**OBJECTIVE**
Go through the listing and write out all of it exactly.

------------

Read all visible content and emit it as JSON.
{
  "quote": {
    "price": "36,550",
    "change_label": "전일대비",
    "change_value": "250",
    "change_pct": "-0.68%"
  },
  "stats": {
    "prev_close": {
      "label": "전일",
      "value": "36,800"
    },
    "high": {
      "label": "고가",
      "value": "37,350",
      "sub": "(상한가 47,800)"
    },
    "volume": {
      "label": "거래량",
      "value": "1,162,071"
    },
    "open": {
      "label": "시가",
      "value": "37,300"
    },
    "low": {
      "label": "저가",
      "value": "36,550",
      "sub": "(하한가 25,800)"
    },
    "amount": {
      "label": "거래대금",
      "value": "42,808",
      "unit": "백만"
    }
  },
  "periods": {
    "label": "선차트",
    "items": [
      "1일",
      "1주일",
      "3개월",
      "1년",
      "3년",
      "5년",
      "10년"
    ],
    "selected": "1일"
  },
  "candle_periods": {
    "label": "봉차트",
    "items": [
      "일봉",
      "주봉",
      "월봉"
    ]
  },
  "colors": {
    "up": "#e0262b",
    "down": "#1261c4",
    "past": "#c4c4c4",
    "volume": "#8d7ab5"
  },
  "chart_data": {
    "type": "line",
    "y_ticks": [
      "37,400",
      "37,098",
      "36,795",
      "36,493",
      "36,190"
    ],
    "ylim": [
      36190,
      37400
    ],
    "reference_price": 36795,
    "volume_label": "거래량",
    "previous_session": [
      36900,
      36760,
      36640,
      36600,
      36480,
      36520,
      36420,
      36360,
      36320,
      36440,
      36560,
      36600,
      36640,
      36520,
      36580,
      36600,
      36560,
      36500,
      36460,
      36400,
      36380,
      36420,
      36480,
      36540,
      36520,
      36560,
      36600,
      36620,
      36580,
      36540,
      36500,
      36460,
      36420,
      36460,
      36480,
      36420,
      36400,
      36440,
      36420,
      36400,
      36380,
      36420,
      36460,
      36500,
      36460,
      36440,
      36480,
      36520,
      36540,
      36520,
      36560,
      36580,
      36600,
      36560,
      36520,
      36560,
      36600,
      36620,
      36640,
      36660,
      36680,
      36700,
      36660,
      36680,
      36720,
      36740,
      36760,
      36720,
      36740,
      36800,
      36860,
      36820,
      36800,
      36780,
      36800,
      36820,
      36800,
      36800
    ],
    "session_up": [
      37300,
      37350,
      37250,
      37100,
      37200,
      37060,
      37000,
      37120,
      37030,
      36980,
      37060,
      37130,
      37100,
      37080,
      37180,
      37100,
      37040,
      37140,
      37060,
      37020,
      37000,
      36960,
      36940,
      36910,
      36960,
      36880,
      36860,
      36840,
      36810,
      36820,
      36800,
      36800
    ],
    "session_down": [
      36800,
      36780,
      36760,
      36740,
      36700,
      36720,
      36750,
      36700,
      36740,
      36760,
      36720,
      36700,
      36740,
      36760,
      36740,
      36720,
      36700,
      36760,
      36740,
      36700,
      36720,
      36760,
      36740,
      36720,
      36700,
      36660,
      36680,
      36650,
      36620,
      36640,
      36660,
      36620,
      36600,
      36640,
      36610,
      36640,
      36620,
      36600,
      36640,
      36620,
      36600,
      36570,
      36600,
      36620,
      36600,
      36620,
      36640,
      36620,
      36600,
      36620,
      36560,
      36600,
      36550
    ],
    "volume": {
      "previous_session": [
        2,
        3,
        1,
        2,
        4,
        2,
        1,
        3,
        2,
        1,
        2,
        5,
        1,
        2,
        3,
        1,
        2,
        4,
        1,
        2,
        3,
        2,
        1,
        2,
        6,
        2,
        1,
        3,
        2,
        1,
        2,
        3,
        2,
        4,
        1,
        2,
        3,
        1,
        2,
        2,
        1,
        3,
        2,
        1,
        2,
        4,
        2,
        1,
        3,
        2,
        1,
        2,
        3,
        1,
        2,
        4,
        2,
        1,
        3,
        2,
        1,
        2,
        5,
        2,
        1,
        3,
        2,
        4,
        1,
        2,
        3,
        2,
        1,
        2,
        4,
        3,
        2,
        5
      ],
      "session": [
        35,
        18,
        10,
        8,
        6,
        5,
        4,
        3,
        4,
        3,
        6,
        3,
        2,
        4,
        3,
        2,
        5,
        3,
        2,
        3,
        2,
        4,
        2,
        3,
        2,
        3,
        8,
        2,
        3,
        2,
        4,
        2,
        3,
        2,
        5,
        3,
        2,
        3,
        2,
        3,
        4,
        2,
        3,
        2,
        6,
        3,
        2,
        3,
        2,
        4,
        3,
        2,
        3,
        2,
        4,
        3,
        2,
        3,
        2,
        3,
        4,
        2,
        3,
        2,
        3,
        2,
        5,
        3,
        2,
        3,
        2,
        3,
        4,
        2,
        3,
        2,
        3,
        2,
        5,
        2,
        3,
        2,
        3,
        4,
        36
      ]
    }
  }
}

------------

**EXERCISE ANSWER**
Read all visible content and emit it as JSON.
{
  "quote": {
    "price": "36,550",
    "change_label": "전일대비",
    "change_value": "250",
    "change_pct": "-0.68%"
  },
  "stats": {
    "prev_close": {
      "label": "전일",
      "value": "36,800"
    },
    "high": {
      "label": "고가",
      "value": "37,350",
      "sub": "(상한가 47,800)"
    },
    "volume": {
      "label": "거래량",
      "value": "1,162,071"
    },
    "open": {
      "label": "시가",
      "value": "37,300"
    },
    "low": {
      "label": "저가",
      "value": "36,550",
      "sub": "(하한가 25,800)"
    },
    "amount": {
      "label": "거래대금",
      "value": "42,808",
      "unit": "백만"
    }
  },
  "periods": {
    "label": "선차트",
    "items": [
      "1일",
      "1주일",
      "3개월",
      "1년",
      "3년",
      "5년",
      "10년"
    ],
    "selected": "1일"
  },
  "candle_periods": {
    "label": "봉차트",
    "items": [
      "일봉",
      "주봉",
      "월봉"
    ]
  },
  "colors": {
    "up": "#e0262b",
    "down": "#1261c4",
    "past": "#c4c4c4",
    "volume": "#8d7ab5"
  },
  "chart_data": {
    "type": "line",
    "y_ticks": [
      "37,400",
      "37,098",
      "36,795",
      "36,493",
      "36,190"
    ],
    "ylim": [
      36190,
      37400
    ],
    "reference_price": 36795,
    "volume_label": "거래량",
    "previous_session": [
      36900,
      36760,
      36640,
      36600,
      36480,
      36520,
      36420,
      36360,
      36320,
      36440,
      36560,
      36600,
      36640,
      36520,
      36580,
      36600,
      36560,
      36500,
      36460,
      36400,
      36380,
      36420,
      36480,
      36540,
      36520,
      36560,
      36600,
      36620,
      36580,
      36540,
      36500,
      36460,
      36420,
      36460,
      36480,
      36420,
      36400,
      36440,
      36420,
      36400,
      36380,
      36420,
      36460,
      36500,
      36460,
      36440,
      36480,
      36520,
      36540,
      36520,
      36560,
      36580,
      36600,
      36560,
      36520,
      36560,
      36600,
      36620,
      36640,
      36660,
      36680,
      36700,
      36660,
      36680,
      36720,
      36740,
      36760,
      36720,
      36740,
      36800,
      36860,
      36820,
      36800,
      36780,
      36800,
      36820,
      36800,
      36800
    ],
    "session_up": [
      37300,
      37350,
      37250,
      37100,
      37200,
      37060,
      37000,
      37120,
      37030,
      36980,
      37060,
      37130,
      37100,
      37080,
      37180,
      37100,
      37040,
      37140,
      37060,
      37020,
      37000,
      36960,
      36940,
      36910,
      36960,
      36880,
      36860,
      36840,
      36810,
      36820,
      36800,
      36800
    ],
    "session_down": [
      36800,
      36780,
      36760,
      36740,
      36700,
      36720,
      36750,
      36700,
      36740,
      36760,
      36720,
      36700,
      36740,
      36760,
      36740,
      36720,
      36700,
      36760,
      36740,
      36700,
      36720,
      36760,
      36740,
      36720,
      36700,
      36660,
      36680,
      36650,
      36620,
      36640,
      36660,
      36620,
      36600,
      36640,
      36610,
      36640,
      36620,
      36600,
      36640,
      36620,
      36600,
      36570,
      36600,
      36620,
      36600,
      36620,
      36640,
      36620,
      36600,
      36620,
      36560,
      36600,
      36550
    ],
    "volume": {
      "previous_session": [
        2,
        3,
        1,
        2,
        4,
        2,
        1,
        3,
        2,
        1,
        2,
        5,
        1,
        2,
        3,
        1,
        2,
        4,
        1,
        2,
        3,
        2,
        1,
        2,
        6,
        2,
        1,
        3,
        2,
        1,
        2,
        3,
        2,
        4,
        1,
        2,
        3,
        1,
        2,
        2,
        1,
        3,
        2,
        1,
        2,
        4,
        2,
        1,
        3,
        2,
        1,
        2,
        3,
        1,
        2,
        4,
        2,
        1,
        3,
        2,
        1,
        2,
        5,
        2,
        1,
        3,
        2,
        4,
        1,
        2,
        3,
        2,
        1,
        2,
        4,
        3,
        2,
        5
      ],
      "session": [
        35,
        18,
        10,
        8,
        6,
        5,
        4,
        3,
        4,
        3,
        6,
        3,
        2,
        4,
        3,
        2,
        5,
        3,
        2,
        3,
        2,
        4,
        2,
        3,
        2,
        3,
        8,
        2,
        3,
        2,
        4,
        2,
        3,
        2,
        5,
        3,
        2,
        3,
        2,
        3,
        4,
        2,
        3,
        2,
        6,
        3,
        2,
        3,
        2,
        4,
        3,
        2,
        3,
        2,
        4,
        3,
        2,
        3,
        2,
        3,
        4,
        2,
        3,
        2,
        3,
        2,
        5,
        3,
        2,
        3,
        2,
        3,
        4,
        2,
        3,
        2,
        3,
        2,
        5,
        2,
        3,
        2,
        3,
        4,
        36
      ]
    }
  }
}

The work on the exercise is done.